*** SUPPLIED PASSAGE

Now, this is something where I don’t know what that would look like, but maybe this is the shock that we need because we’ve been having these shocks time after time, not at this scale.
[00:22:55] Kate: Yeah, no, and I think there, there has been a case and it’s a lot of what we think about and work on is the dependency on the U.S.. And this is in for profit tech or whatever, we look at it in these other spaces. It’s what people are complaining about right now. It’s I want to communicate about these things, but I’m dependent on Twitter and Facebook and they are now not aligned with where I want to be or whatever it is, but there aren’t choices.
Whereas poor countries already were feeling those things in ways where they didn’t have the choices, they were too expensive, they didn’t work, whatever all the things are. So in some sense, it’s just fanning the fire of everything that was already there and maybe we could all just turn a blind eye to.
[00:23:37] David: I think this is the reality. For someone who’s been working on the ground for so long, this doesn’t feel new. This is what I’ve been seeing for years. This is why I want things to work differently. But, for many people, they didn’t understand that. Now, maybe they will. The fact that there is the power to just turn these things off, to have this much disruption on the global scale in such a way.
I’m not saying that the U.S. president shouldn’t have this power. But I am saying that if that power is there, should USAID have been behaving differently in the first place? Given that power, maybe it should have been behaving differently in ways which were, not, therefore, and I would argue the same was true of DFID.
This is when the same thing happened with DFID years back and projects got cut. If this is the case, when you award a project, should you always award it all up front so the project is safe? If your funding is not secured, what are you doing giving people projects for funding which is not secure? That’s just irresponsible aid, given this context.
[00:24:51] Kate: However, that’s how all giving works. At least in the grant in this kind of sense, you get part of it, and then you’re asking people who already don’t have a lot of extra resources to cover the cost until the final chunk is delivered, that’s problematic.

******
*** COLLECTED MATERIAL

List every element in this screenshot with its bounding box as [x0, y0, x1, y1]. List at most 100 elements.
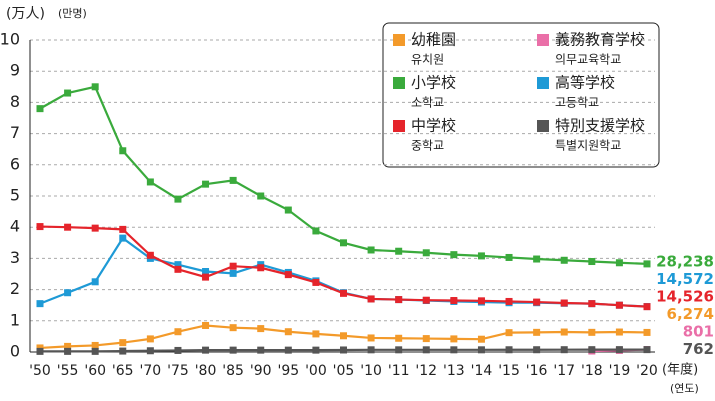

******

- **EXERCISES**:
[A] In the aid discussion transcript, begin at the words "[00:22:55] Kate: Yeah, no, and" and stop after "there aren’t choices.". Write that stretch out again, replacing "Twitter" with "Bluesky".
[B] Continue the aid discussion transcript after its final line.
The material placed after the aid discussion transcript is separate from that transcript.

- **SOLVED PROBLEMS**:
[A]
[00:22:55] Kate: Yeah, no, and I think there, there has been a case and it’s a lot of what we think about and work on is the dependency on the U.S.. And this is in for profit tech or whatever, we look at it in these other spaces. It’s what people are complaining about right now. It’s I want to communicate about these things, but I’m dependent on Bluesky and Facebook and they are now not aligned with where I want to be or whatever it is, but there aren’t choices.

[B]
[00:25:10] David: It’s not unreasonable though, it’s problematic to do it otherwise, which is why that’s come in. But what we’re starting to see is that, you know, you can only do that if you as an organisation are giving organisations a stable. Recognising the instability of some of these global players, that’s a shock to the system. A few years ago, who would have dreamt that USAID wasn’t a reliable institution? It’s been such an institution! It’s incredible.
[00:25:43] Kate: I guess that if I had to take a step back and think about what USAID is emblematic of in our times is how much that feels very stable is actually quite unstable. And how much, from our perspective, opportunity there is in that. We’re in a luxurious place, a privileged place to be able to feel that in this instability, whereas a lot of people it’s just suffering. And that is very unfortunate and obviously in an ideal world we would avoid that.
And I think many people feel this, that change is coming, that there are massive realignments that are coming. And it’s not clear at all what they’re going to look like or how they’re going to play out or how long it will take. But there is a lot of opportunity if you are in a place where you can start to introduce new things and step into voids or create alternatives.
[00:26:42] David: Absolutely. And maybe we can get beyond this public sector, private sector dichotomy, because that’s not the only thing that matters. What about a dichotomy between stability and instability? Recognising the value of both. Stability is great for certain things, but it’s stagnating for others. Instability creates innovation. It’s exciting, it’s new, but it’s disruptive and damaging as well.
What if we thought about balancing instead of thinking what’s right and wrong? In the U.S., the public private sector discussion is so divisive, but it’s the wrong discussion because it should be about how much stability do we want? Where do we want stability? Where do we want instability? Where do we want that excitement and that ability to innovate?
[00:27:34] Kate: And I think even your example of the funding that went to the elderly and children, that is what government exists for. That’s what society exists for. Those are the most vulnerable people. They cannot adapt to change. They cannot look in new places. They can’t be, well, children can be skilled, but it’s years in the process and they need funds to make that happen. Whereas the elderly cannot.
And so I think also it’s reframing who the players are, what needs consideration. I think so much of this policy seems to be driven by these people just need to be working or whatever. What is driving policy, what are the frameworks that we’re thinking about, all of those different things, and I think when you’re talking about stability and instability, there are people who just really cannot bear instability. Whereas there are people who can better deal with…
[00:28:29] David: I’m not sure I understand what you’re saying because the most disadvantaged in societies that I know, they are the best at dealing with instability.
[00:28:39] Kate: I’m talking about the elderly or children, like people who just are truly…
[00:28:44] David: Okay. Yeah, so they need stability.
[00:28:46] Kate: They need stability. They need systems that absorb the shocks.
[00:28:52] David: Exactly, that absorb the shocks. Their lives shouldn’t be disrupted from one day to the other. I think we can all agree that, and this isn’t the case in every country, but that kids should be able to get up and go to school, you know, every year to be able to finish their year’s schooling, and so on.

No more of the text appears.